YOUR INSTRUCTIONS: Could you transcribe every record below exactly as written, leaving out any pictures?

::::::::

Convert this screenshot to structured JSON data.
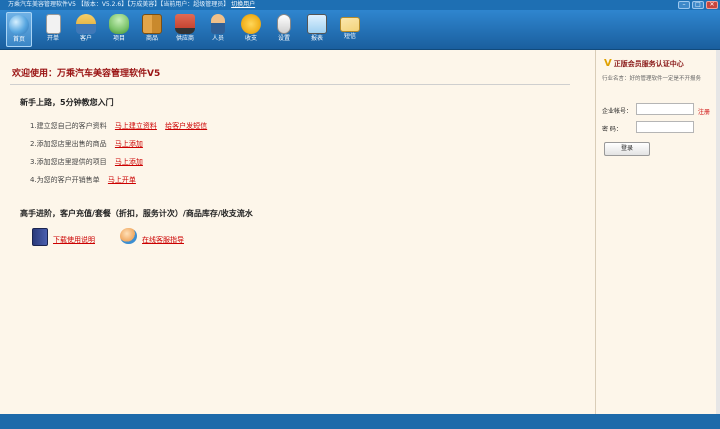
{
  "titlebar": {
    "title": "万乘汽车美容管理软件V5 【版本：V5.2.6】【万成美容】【当前用户：超级管理员】",
    "switch_user": "切换用户",
    "buttons": [
      "–",
      "□",
      "✕"
    ]
  },
  "toolbar": {
    "items": [
      {
        "label": "首页",
        "icon": "home-globe-icon",
        "color": "#57a6e0"
      },
      {
        "label": "开单",
        "icon": "clipboard-icon",
        "color": "#f2f2f2"
      },
      {
        "label": "客户",
        "icon": "customers-icon",
        "color": "#e8b84a"
      },
      {
        "label": "项目",
        "icon": "robot-icon",
        "color": "#7cc36b"
      },
      {
        "label": "商品",
        "icon": "boxes-icon",
        "color": "#c9892d"
      },
      {
        "label": "供应商",
        "icon": "truck-icon",
        "color": "#c64532"
      },
      {
        "label": "人员",
        "icon": "person-icon",
        "color": "#f0c08a"
      },
      {
        "label": "收支",
        "icon": "coin-icon",
        "color": "#f2b21e"
      },
      {
        "label": "设置",
        "icon": "mouse-icon",
        "color": "#e6e6e6"
      },
      {
        "label": "报表",
        "icon": "chart-monitor-icon",
        "color": "#9fd0f0"
      },
      {
        "label": "短信",
        "icon": "envelope-icon",
        "color": "#f3d37a"
      }
    ]
  },
  "main": {
    "welcome": "欢迎使用：万乘汽车美容管理软件V5",
    "quick_title": "新手上路，5分钟教您入门",
    "steps": [
      {
        "text": "1.建立您自己的客户资料",
        "links": [
          "马上建立资料",
          "给客户发短信"
        ]
      },
      {
        "text": "2.添加您店里出售的商品",
        "links": [
          "马上添加"
        ]
      },
      {
        "text": "3.添加您店里提供的项目",
        "links": [
          "马上添加"
        ]
      },
      {
        "text": "4.为您的客户开销售单",
        "links": [
          "马上开单"
        ]
      }
    ],
    "advanced_title": "高手进阶，客户充值/套餐（折扣，服务计次）/商品库存/收支流水",
    "download_manual": "下载使用说明",
    "online_help": "在线客服指导"
  },
  "sidebar": {
    "title": "正版会员服务认证中心",
    "subtitle": "行业名言：好的管理软件一定是不开报务",
    "account_label": "企业帐号：",
    "password_label": "密    码：",
    "register": "注册",
    "login": "登录"
  }
}
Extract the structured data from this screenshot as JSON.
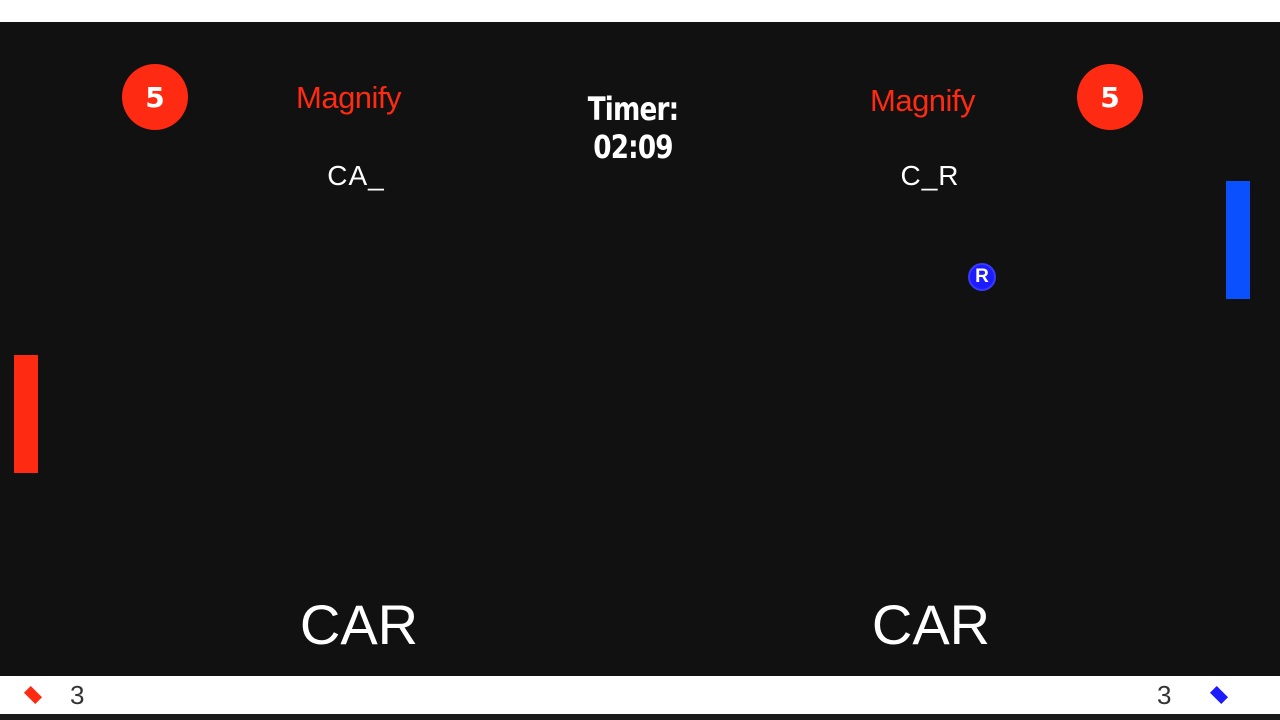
{
  "colors": {
    "arena_background": "#111112",
    "left_player": "#ff2a12",
    "right_player": "#0a50ff",
    "ball": "#1c1cff",
    "text": "#ffffff"
  },
  "timer": {
    "text": "Timer: 02:09"
  },
  "left_player": {
    "score": "5",
    "powerup_label": "Magnify",
    "word_progress": "CA_",
    "target_word": "CAR",
    "lives": "3",
    "life_icon": "red-diamond-icon"
  },
  "right_player": {
    "score": "5",
    "powerup_label": "Magnify",
    "word_progress": "C_R",
    "target_word": "CAR",
    "lives": "3",
    "life_icon": "blue-diamond-icon"
  },
  "ball": {
    "letter": "R"
  }
}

::::::::

FINISHED TASK:
Convert this screenshot to structured JSON data.
{
  "titlebar": {
    "title": "万乘汽车美容管理软件V5 【版本：V5.2.6】【万成美容】【当前用户：超级管理员】",
    "switch_user": "切换用户",
    "buttons": [
      "–",
      "□",
      "✕"
    ]
  },
  "toolbar": {
    "items": [
      {
        "label": "首页",
        "icon": "home-globe-icon",
        "color": "#57a6e0"
      },
      {
        "label": "开单",
        "icon": "clipboard-icon",
        "color": "#f2f2f2"
      },
      {
        "label": "客户",
        "icon": "customers-icon",
        "color": "#e8b84a"
      },
      {
        "label": "项目",
        "icon": "robot-icon",
        "color": "#7cc36b"
      },
      {
        "label": "商品",
        "icon": "boxes-icon",
        "color": "#c9892d"
      },
      {
        "label": "供应商",
        "icon": "truck-icon",
        "color": "#c64532"
      },
      {
        "label": "人员",
        "icon": "person-icon",
        "color": "#f0c08a"
      },
      {
        "label": "收支",
        "icon": "coin-icon",
        "color": "#f2b21e"
      },
      {
        "label": "设置",
        "icon": "mouse-icon",
        "color": "#e6e6e6"
      },
      {
        "label": "报表",
        "icon": "chart-monitor-icon",
        "color": "#9fd0f0"
      },
      {
        "label": "短信",
        "icon": "envelope-icon",
        "color": "#f3d37a"
      }
    ]
  },
  "main": {
    "welcome": "欢迎使用：万乘汽车美容管理软件V5",
    "quick_title": "新手上路，5分钟教您入门",
    "steps": [
      {
        "text": "1.建立您自己的客户资料",
        "links": [
          "马上建立资料",
          "给客户发短信"
        ]
      },
      {
        "text": "2.添加您店里出售的商品",
        "links": [
          "马上添加"
        ]
      },
      {
        "text": "3.添加您店里提供的项目",
        "links": [
          "马上添加"
        ]
      },
      {
        "text": "4.为您的客户开销售单",
        "links": [
          "马上开单"
        ]
      }
    ],
    "advanced_title": "高手进阶，客户充值/套餐（折扣，服务计次）/商品库存/收支流水",
    "download_manual": "下载使用说明",
    "online_help": "在线客服指导"
  },
  "sidebar": {
    "title": "正版会员服务认证中心",
    "subtitle": "行业名言：好的管理软件一定是不开报务",
    "account_label": "企业帐号：",
    "password_label": "密    码：",
    "register": "注册",
    "login": "登录"
  }
}
Extract the structured data from this screenshot as JSON.
{
  "colors": {
    "arena_background": "#111112",
    "left_player": "#ff2a12",
    "right_player": "#0a50ff",
    "ball": "#1c1cff",
    "text": "#ffffff"
  },
  "timer": {
    "text": "Timer: 02:09"
  },
  "left_player": {
    "score": "5",
    "powerup_label": "Magnify",
    "word_progress": "CA_",
    "target_word": "CAR",
    "lives": "3",
    "life_icon": "red-diamond-icon"
  },
  "right_player": {
    "score": "5",
    "powerup_label": "Magnify",
    "word_progress": "C_R",
    "target_word": "CAR",
    "lives": "3",
    "life_icon": "blue-diamond-icon"
  },
  "ball": {
    "letter": "R"
  }
}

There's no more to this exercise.